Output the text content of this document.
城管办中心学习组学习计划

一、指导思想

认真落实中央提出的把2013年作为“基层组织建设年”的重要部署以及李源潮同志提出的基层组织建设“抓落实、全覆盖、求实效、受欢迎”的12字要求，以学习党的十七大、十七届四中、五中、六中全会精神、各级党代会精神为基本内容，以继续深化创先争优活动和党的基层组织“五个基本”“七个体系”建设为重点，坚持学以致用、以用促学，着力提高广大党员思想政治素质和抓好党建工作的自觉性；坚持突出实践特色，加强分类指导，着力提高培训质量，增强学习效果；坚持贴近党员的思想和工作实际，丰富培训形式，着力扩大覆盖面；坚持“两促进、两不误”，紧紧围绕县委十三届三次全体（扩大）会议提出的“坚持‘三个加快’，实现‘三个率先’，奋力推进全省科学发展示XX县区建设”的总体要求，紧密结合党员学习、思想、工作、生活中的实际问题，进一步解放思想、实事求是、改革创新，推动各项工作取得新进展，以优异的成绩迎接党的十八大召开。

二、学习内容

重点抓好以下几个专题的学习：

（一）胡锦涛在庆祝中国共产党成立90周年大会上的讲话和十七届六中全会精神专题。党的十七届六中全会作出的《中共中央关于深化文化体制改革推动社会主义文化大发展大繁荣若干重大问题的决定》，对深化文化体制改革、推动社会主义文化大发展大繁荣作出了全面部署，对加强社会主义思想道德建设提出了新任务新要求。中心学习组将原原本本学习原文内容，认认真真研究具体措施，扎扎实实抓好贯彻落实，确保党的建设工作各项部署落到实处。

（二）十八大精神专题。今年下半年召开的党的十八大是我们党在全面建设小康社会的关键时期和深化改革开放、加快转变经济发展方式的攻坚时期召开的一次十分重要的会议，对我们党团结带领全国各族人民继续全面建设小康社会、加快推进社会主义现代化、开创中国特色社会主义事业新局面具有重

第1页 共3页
·····
Instruction | Print out the whole listing exactly as it appears.

Result |
Output the text content of this document.
城管办中心学习组学习计划

一、指导思想

认真落实中央提出的把2013年作为“基层组织建设年”的重要部署以及李源潮同志提出的基层组织建设“抓落实、全覆盖、求实效、受欢迎”的12字要求，以学习党的十七大、十七届四中、五中、六中全会精神、各级党代会精神为基本内容，以继续深化创先争优活动和党的基层组织“五个基本”“七个体系”建设为重点，坚持学以致用、以用促学，着力提高广大党员思想政治素质和抓好党建工作的自觉性；坚持突出实践特色，加强分类指导，着力提高培训质量，增强学习效果；坚持贴近党员的思想和工作实际，丰富培训形式，着力扩大覆盖面；坚持“两促进、两不误”，紧紧围绕县委十三届三次全体（扩大）会议提出的“坚持‘三个加快’，实现‘三个率先’，奋力推进全省科学发展示XX县区建设”的总体要求，紧密结合党员学习、思想、工作、生活中的实际问题，进一步解放思想、实事求是、改革创新，推动各项工作取得新进展，以优异的成绩迎接党的十八大召开。

二、学习内容

重点抓好以下几个专题的学习：

（一）胡锦涛在庆祝中国共产党成立90周年大会上的讲话和十七届六中全会精神专题。党的十七届六中全会作出的《中共中央关于深化文化体制改革推动社会主义文化大发展大繁荣若干重大问题的决定》，对深化文化体制改革、推动社会主义文化大发展大繁荣作出了全面部署，对加强社会主义思想道德建设提出了新任务新要求。中心学习组将原原本本学习原文内容，认认真真研究具体措施，扎扎实实抓好贯彻落实，确保党的建设工作各项部署落到实处。

（二）十八大精神专题。今年下半年召开的党的十八大是我们党在全面建设小康社会的关键时期和深化改革开放、加快转变经济发展方式的攻坚时期召开的一次十分重要的会议，对我们党团结带领全国各族人民继续全面建设小康社会、加快推进社会主义现代化、开创中国特色社会主义事业新局面具有重

第1页 共3页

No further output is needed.